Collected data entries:
+--

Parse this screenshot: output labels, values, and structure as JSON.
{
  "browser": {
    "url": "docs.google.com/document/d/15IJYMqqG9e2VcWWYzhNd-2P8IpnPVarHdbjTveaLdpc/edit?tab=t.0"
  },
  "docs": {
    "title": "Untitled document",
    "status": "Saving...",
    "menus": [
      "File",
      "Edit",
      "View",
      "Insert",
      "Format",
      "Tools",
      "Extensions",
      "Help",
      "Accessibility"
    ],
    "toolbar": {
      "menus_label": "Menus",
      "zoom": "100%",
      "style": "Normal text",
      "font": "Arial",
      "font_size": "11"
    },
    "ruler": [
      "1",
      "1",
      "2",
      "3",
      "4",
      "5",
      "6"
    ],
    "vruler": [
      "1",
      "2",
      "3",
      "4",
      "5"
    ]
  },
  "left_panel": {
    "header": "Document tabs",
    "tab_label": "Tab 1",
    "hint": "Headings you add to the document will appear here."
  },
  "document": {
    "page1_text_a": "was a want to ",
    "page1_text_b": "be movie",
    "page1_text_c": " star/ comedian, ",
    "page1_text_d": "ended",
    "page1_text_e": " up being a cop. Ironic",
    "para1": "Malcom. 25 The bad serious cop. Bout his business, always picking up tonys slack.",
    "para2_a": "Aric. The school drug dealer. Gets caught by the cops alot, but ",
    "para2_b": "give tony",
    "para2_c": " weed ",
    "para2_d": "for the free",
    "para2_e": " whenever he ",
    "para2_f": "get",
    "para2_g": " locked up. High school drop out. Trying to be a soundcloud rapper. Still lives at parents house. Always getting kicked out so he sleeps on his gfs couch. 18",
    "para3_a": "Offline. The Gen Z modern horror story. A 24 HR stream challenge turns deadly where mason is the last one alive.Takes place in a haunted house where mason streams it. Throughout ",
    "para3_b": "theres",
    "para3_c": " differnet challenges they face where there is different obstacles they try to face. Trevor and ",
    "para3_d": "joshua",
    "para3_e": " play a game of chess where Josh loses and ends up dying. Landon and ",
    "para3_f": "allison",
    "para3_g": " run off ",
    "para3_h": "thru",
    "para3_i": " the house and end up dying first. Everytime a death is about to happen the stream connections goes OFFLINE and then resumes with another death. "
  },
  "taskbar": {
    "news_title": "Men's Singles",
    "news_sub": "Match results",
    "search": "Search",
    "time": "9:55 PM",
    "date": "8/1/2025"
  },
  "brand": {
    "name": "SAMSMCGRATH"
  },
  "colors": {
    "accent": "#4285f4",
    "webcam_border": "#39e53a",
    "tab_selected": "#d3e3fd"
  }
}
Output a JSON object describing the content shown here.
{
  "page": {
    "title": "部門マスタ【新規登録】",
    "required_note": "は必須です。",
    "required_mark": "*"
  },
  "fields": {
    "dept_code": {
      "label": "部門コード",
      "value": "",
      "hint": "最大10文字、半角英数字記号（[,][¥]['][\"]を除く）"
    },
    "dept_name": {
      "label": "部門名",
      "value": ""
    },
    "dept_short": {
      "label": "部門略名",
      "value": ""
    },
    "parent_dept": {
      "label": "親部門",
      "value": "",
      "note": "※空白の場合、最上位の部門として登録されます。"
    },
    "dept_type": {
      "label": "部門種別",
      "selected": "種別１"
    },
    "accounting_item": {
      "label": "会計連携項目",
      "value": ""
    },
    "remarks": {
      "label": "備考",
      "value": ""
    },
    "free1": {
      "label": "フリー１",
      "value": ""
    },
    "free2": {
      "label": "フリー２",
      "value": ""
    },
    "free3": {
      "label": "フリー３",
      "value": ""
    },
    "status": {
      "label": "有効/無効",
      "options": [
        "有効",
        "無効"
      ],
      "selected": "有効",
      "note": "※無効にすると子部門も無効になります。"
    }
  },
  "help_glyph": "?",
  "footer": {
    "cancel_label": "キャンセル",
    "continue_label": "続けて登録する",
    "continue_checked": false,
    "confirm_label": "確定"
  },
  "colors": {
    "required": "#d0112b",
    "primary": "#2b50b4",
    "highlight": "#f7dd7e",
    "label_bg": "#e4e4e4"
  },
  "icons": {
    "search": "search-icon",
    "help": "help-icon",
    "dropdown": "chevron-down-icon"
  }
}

+--

# [Aim]
Copy exactly, word for word, the line with "Output a JSON" through the final line of the listing.

# [Task solution]
Output a JSON object describing the content shown here.
{
  "page": {
    "title": "部門マスタ【新規登録】",
    "required_note": "は必須です。",
    "required_mark": "*"
  },
  "fields": {
    "dept_code": {
      "label": "部門コード",
      "value": "",
      "hint": "最大10文字、半角英数字記号（[,][¥]['][\"]を除く）"
    },
    "dept_name": {
      "label": "部門名",
      "value": ""
    },
    "dept_short": {
      "label": "部門略名",
      "value": ""
    },
    "parent_dept": {
      "label": "親部門",
      "value": "",
      "note": "※空白の場合、最上位の部門として登録されます。"
    },
    "dept_type": {
      "label": "部門種別",
      "selected": "種別１"
    },
    "accounting_item": {
      "label": "会計連携項目",
      "value": ""
    },
    "remarks": {
      "label": "備考",
      "value": ""
    },
    "free1": {
      "label": "フリー１",
      "value": ""
    },
    "free2": {
      "label": "フリー２",
      "value": ""
    },
    "free3": {
      "label": "フリー３",
      "value": ""
    },
    "status": {
      "label": "有効/無効",
      "options": [
        "有効",
        "無効"
      ],
      "selected": "有効",
      "note": "※無効にすると子部門も無効になります。"
    }
  },
  "help_glyph": "?",
  "footer": {
    "cancel_label": "キャンセル",
    "continue_label": "続けて登録する",
    "continue_checked": false,
    "confirm_label": "確定"
  },
  "colors": {
    "required": "#d0112b",
    "primary": "#2b50b4",
    "highlight": "#f7dd7e",
    "label_bg": "#e4e4e4"
  },
  "icons": {
    "search": "search-icon",
    "help": "help-icon",
    "dropdown": "chevron-down-icon"
  }
}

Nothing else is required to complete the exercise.